INSTRUCTIONS TO FOLLOW —
How many of the lines below hold the word "Monoxide"? Answer only with the number.

LISTING —
------------------------

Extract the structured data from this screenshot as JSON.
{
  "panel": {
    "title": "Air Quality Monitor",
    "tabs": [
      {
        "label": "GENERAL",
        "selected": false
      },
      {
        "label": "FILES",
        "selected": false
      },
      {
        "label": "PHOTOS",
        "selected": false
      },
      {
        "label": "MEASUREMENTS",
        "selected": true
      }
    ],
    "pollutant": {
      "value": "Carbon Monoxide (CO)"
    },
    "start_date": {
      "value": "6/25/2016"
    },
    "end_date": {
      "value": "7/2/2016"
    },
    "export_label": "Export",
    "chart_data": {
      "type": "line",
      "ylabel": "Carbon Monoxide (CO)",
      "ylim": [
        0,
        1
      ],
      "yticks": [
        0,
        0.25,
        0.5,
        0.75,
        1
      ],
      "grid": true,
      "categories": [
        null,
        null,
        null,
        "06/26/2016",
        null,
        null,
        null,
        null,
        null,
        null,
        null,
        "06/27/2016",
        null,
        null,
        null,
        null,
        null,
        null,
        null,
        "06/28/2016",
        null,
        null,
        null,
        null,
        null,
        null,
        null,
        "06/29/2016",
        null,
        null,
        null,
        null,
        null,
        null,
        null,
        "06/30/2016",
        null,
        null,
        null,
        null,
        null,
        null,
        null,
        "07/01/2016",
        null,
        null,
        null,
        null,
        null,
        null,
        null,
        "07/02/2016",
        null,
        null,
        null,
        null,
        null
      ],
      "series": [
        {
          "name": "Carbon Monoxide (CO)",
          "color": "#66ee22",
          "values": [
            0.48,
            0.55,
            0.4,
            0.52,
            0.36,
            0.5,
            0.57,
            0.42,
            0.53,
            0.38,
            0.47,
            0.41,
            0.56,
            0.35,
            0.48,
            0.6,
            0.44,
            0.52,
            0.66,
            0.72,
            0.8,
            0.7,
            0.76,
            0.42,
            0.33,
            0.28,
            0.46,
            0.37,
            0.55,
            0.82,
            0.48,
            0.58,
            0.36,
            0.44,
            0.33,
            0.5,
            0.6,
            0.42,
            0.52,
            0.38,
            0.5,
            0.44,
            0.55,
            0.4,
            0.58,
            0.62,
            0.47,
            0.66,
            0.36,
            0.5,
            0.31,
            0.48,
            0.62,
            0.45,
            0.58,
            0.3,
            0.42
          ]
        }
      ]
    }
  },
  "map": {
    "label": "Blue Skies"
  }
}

------------------------

TASK ANSWER —
3